Please give the entries again in full and exactly, without any picture.

— START DATA IN THIS EXERCISE —

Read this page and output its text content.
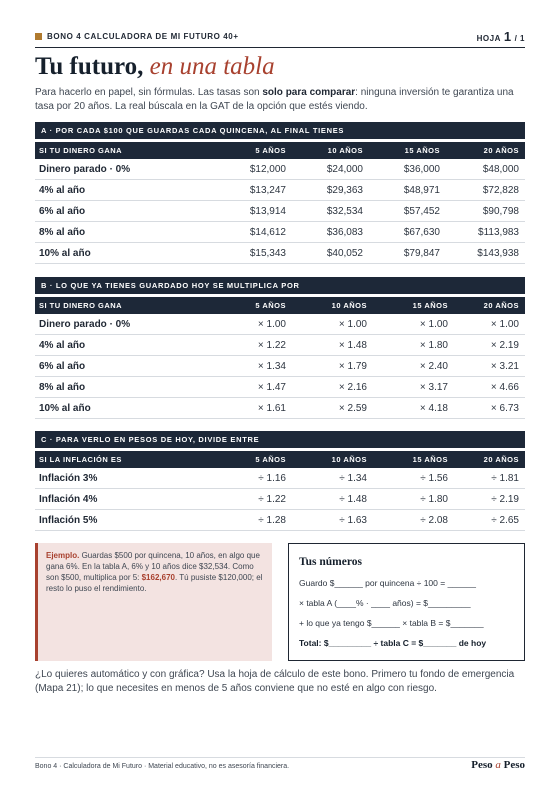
BONO 4 CALCULADORA DE MI FUTURO 40+	HOJA 1 / 1
Tu futuro, en una tabla

Para hacerlo en papel, sin fórmulas. Las tasas son solo para comparar: ninguna inversión te garantiza una tasa por 20 años. La real búscala en la GAT de la opción que estés viendo.

A · POR CADA $100 QUE GUARDAS CADA QUINCENA, AL FINAL TIENES
SI TU DINERO GANA	5 AÑOS	10 AÑOS	15 AÑOS	20 AÑOS
Dinero parado · 0%	$12,000	$24,000	$36,000	$48,000
4% al año	$13,247	$29,363	$48,971	$72,828
6% al año	$13,914	$32,534	$57,452	$90,798
8% al año	$14,612	$36,083	$67,630	$113,983
10% al año	$15,343	$40,052	$79,847	$143,938
B · LO QUE YA TIENES GUARDADO HOY SE MULTIPLICA POR
SI TU DINERO GANA	5 AÑOS	10 AÑOS	15 AÑOS	20 AÑOS
Dinero parado · 0%	× 1.00	× 1.00	× 1.00	× 1.00
4% al año	× 1.22	× 1.48	× 1.80	× 2.19
6% al año	× 1.34	× 1.79	× 2.40	× 3.21
8% al año	× 1.47	× 2.16	× 3.17	× 4.66
10% al año	× 1.61	× 2.59	× 4.18	× 6.73
C · PARA VERLO EN PESOS DE HOY, DIVIDE ENTRE
SI LA INFLACIÓN ES	5 AÑOS	10 AÑOS	15 AÑOS	20 AÑOS
Inflación 3%	÷ 1.16	÷ 1.34	÷ 1.56	÷ 1.81
Inflación 4%	÷ 1.22	÷ 1.48	÷ 1.80	÷ 2.19
Inflación 5%	÷ 1.28	÷ 1.63	÷ 2.08	÷ 2.65
Ejemplo. Guardas $500 por quincena, 10 años, en algo que gana 6%. En la tabla A, 6% y 10 años dice $32,534. Como son $500, multiplica por 5: $162,670. Tú pusiste $120,000; el resto lo puso el rendimiento.
Tus números
Guardo $______ por quincena ÷ 100 = ______
× tabla A (____% · ____ años) = $_________
+ lo que ya tengo $______ × tabla B = $_______
Total: $_________ ÷ tabla C = $_______ de hoy

¿Lo quieres automático y con gráfica? Usa la hoja de cálculo de este bono. Primero tu fondo de emergencia (Mapa 21); lo que necesites en menos de 5 años conviene que no esté en algo con riesgo.

Bono 4 · Calculadora de Mi Futuro · Material educativo, no es asesoría financiera.	Peso a Peso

— END DATA IN THIS EXERCISE —

**EXERCISE ANSWER**
Read this page and output its text content.
BONO 4 CALCULADORA DE MI FUTURO 40+	HOJA 1 / 1
Tu futuro, en una tabla

Para hacerlo en papel, sin fórmulas. Las tasas son solo para comparar: ninguna inversión te garantiza una tasa por 20 años. La real búscala en la GAT de la opción que estés viendo.

A · POR CADA $100 QUE GUARDAS CADA QUINCENA, AL FINAL TIENES
SI TU DINERO GANA	5 AÑOS	10 AÑOS	15 AÑOS	20 AÑOS
Dinero parado · 0%	$12,000	$24,000	$36,000	$48,000
4% al año	$13,247	$29,363	$48,971	$72,828
6% al año	$13,914	$32,534	$57,452	$90,798
8% al año	$14,612	$36,083	$67,630	$113,983
10% al año	$15,343	$40,052	$79,847	$143,938
B · LO QUE YA TIENES GUARDADO HOY SE MULTIPLICA POR
SI TU DINERO GANA	5 AÑOS	10 AÑOS	15 AÑOS	20 AÑOS
Dinero parado · 0%	× 1.00	× 1.00	× 1.00	× 1.00
4% al año	× 1.22	× 1.48	× 1.80	× 2.19
6% al año	× 1.34	× 1.79	× 2.40	× 3.21
8% al año	× 1.47	× 2.16	× 3.17	× 4.66
10% al año	× 1.61	× 2.59	× 4.18	× 6.73
C · PARA VERLO EN PESOS DE HOY, DIVIDE ENTRE
SI LA INFLACIÓN ES	5 AÑOS	10 AÑOS	15 AÑOS	20 AÑOS
Inflación 3%	÷ 1.16	÷ 1.34	÷ 1.56	÷ 1.81
Inflación 4%	÷ 1.22	÷ 1.48	÷ 1.80	÷ 2.19
Inflación 5%	÷ 1.28	÷ 1.63	÷ 2.08	÷ 2.65
Ejemplo. Guardas $500 por quincena, 10 años, en algo que gana 6%. En la tabla A, 6% y 10 años dice $32,534. Como son $500, multiplica por 5: $162,670. Tú pusiste $120,000; el resto lo puso el rendimiento.
Tus números
Guardo $______ por quincena ÷ 100 = ______
× tabla A (____% · ____ años) = $_________
+ lo que ya tengo $______ × tabla B = $_______
Total: $_________ ÷ tabla C = $_______ de hoy

¿Lo quieres automático y con gráfica? Usa la hoja de cálculo de este bono. Primero tu fondo de emergencia (Mapa 21); lo que necesites en menos de 5 años conviene que no esté en algo con riesgo.

Bono 4 · Calculadora de Mi Futuro · Material educativo, no es asesoría financiera.	Peso a Peso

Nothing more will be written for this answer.